Entries with figure data:
****
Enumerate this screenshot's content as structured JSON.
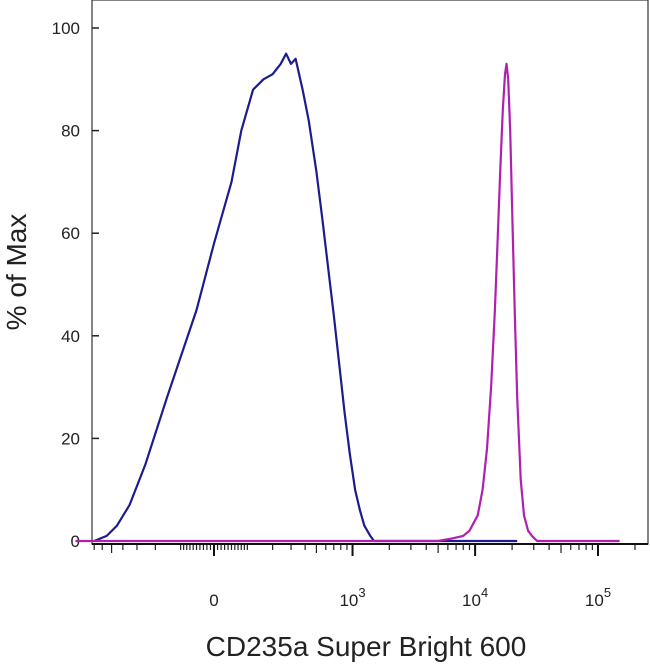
{
  "chart_data": {
    "type": "line",
    "title": "",
    "xlabel": "CD235a Super Bright 600",
    "ylabel": "% of Max",
    "x_scale": "biexponential",
    "y_range": [
      0,
      100
    ],
    "y_ticks": [
      {
        "value": 0,
        "label": "0"
      },
      {
        "value": 20,
        "label": "20"
      },
      {
        "value": 40,
        "label": "40"
      },
      {
        "value": 60,
        "label": "60"
      },
      {
        "value": 80,
        "label": "80"
      },
      {
        "value": 100,
        "label": "100"
      }
    ],
    "x_ticks": [
      {
        "value": 0,
        "base": "0",
        "exp": ""
      },
      {
        "value": 1000,
        "base": "10",
        "exp": "3"
      },
      {
        "value": 10000,
        "base": "10",
        "exp": "4"
      },
      {
        "value": 100000,
        "base": "10",
        "exp": "5"
      }
    ],
    "grid": false,
    "legend": "none",
    "series": [
      {
        "color": "#1c1c8f",
        "points": [
          [
            -700,
            0
          ],
          [
            -550,
            1
          ],
          [
            -450,
            3
          ],
          [
            -350,
            7
          ],
          [
            -250,
            15
          ],
          [
            -150,
            28
          ],
          [
            -50,
            45
          ],
          [
            0,
            58
          ],
          [
            50,
            70
          ],
          [
            80,
            80
          ],
          [
            120,
            88
          ],
          [
            160,
            90
          ],
          [
            200,
            91
          ],
          [
            240,
            93
          ],
          [
            270,
            95
          ],
          [
            300,
            93
          ],
          [
            330,
            94
          ],
          [
            380,
            88
          ],
          [
            430,
            82
          ],
          [
            500,
            72
          ],
          [
            560,
            63
          ],
          [
            630,
            53
          ],
          [
            700,
            44
          ],
          [
            780,
            34
          ],
          [
            860,
            25
          ],
          [
            950,
            17
          ],
          [
            1050,
            10
          ],
          [
            1150,
            6
          ],
          [
            1250,
            3
          ],
          [
            1400,
            1
          ],
          [
            1500,
            0
          ],
          [
            10000,
            0
          ],
          [
            16000,
            0
          ],
          [
            22000,
            0
          ]
        ]
      },
      {
        "color": "#b020b0",
        "points": [
          [
            -1000,
            0
          ],
          [
            5000,
            0
          ],
          [
            6500,
            0.5
          ],
          [
            8000,
            1
          ],
          [
            9000,
            2
          ],
          [
            10500,
            5
          ],
          [
            11500,
            10
          ],
          [
            12500,
            18
          ],
          [
            13500,
            30
          ],
          [
            14500,
            45
          ],
          [
            15200,
            58
          ],
          [
            16000,
            72
          ],
          [
            16800,
            84
          ],
          [
            17500,
            91
          ],
          [
            18000,
            93
          ],
          [
            18600,
            90
          ],
          [
            19300,
            80
          ],
          [
            20000,
            65
          ],
          [
            21000,
            45
          ],
          [
            22000,
            28
          ],
          [
            23500,
            12
          ],
          [
            25000,
            5
          ],
          [
            27000,
            2
          ],
          [
            29000,
            1
          ],
          [
            32000,
            0
          ],
          [
            150000,
            0
          ]
        ]
      }
    ]
  }
}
****
Stated exercise »
Except for the pictures, copy the material above exactly.

Correct result »
Enumerate this screenshot's content as structured JSON.
{
  "chart_data": {
    "type": "line",
    "title": "",
    "xlabel": "CD235a Super Bright 600",
    "ylabel": "% of Max",
    "x_scale": "biexponential",
    "y_range": [
      0,
      100
    ],
    "y_ticks": [
      {
        "value": 0,
        "label": "0"
      },
      {
        "value": 20,
        "label": "20"
      },
      {
        "value": 40,
        "label": "40"
      },
      {
        "value": 60,
        "label": "60"
      },
      {
        "value": 80,
        "label": "80"
      },
      {
        "value": 100,
        "label": "100"
      }
    ],
    "x_ticks": [
      {
        "value": 0,
        "base": "0",
        "exp": ""
      },
      {
        "value": 1000,
        "base": "10",
        "exp": "3"
      },
      {
        "value": 10000,
        "base": "10",
        "exp": "4"
      },
      {
        "value": 100000,
        "base": "10",
        "exp": "5"
      }
    ],
    "grid": false,
    "legend": "none",
    "series": [
      {
        "color": "#1c1c8f",
        "points": [
          [
            -700,
            0
          ],
          [
            -550,
            1
          ],
          [
            -450,
            3
          ],
          [
            -350,
            7
          ],
          [
            -250,
            15
          ],
          [
            -150,
            28
          ],
          [
            -50,
            45
          ],
          [
            0,
            58
          ],
          [
            50,
            70
          ],
          [
            80,
            80
          ],
          [
            120,
            88
          ],
          [
            160,
            90
          ],
          [
            200,
            91
          ],
          [
            240,
            93
          ],
          [
            270,
            95
          ],
          [
            300,
            93
          ],
          [
            330,
            94
          ],
          [
            380,
            88
          ],
          [
            430,
            82
          ],
          [
            500,
            72
          ],
          [
            560,
            63
          ],
          [
            630,
            53
          ],
          [
            700,
            44
          ],
          [
            780,
            34
          ],
          [
            860,
            25
          ],
          [
            950,
            17
          ],
          [
            1050,
            10
          ],
          [
            1150,
            6
          ],
          [
            1250,
            3
          ],
          [
            1400,
            1
          ],
          [
            1500,
            0
          ],
          [
            10000,
            0
          ],
          [
            16000,
            0
          ],
          [
            22000,
            0
          ]
        ]
      },
      {
        "color": "#b020b0",
        "points": [
          [
            -1000,
            0
          ],
          [
            5000,
            0
          ],
          [
            6500,
            0.5
          ],
          [
            8000,
            1
          ],
          [
            9000,
            2
          ],
          [
            10500,
            5
          ],
          [
            11500,
            10
          ],
          [
            12500,
            18
          ],
          [
            13500,
            30
          ],
          [
            14500,
            45
          ],
          [
            15200,
            58
          ],
          [
            16000,
            72
          ],
          [
            16800,
            84
          ],
          [
            17500,
            91
          ],
          [
            18000,
            93
          ],
          [
            18600,
            90
          ],
          [
            19300,
            80
          ],
          [
            20000,
            65
          ],
          [
            21000,
            45
          ],
          [
            22000,
            28
          ],
          [
            23500,
            12
          ],
          [
            25000,
            5
          ],
          [
            27000,
            2
          ],
          [
            29000,
            1
          ],
          [
            32000,
            0
          ],
          [
            150000,
            0
          ]
        ]
      }
    ]
  }
}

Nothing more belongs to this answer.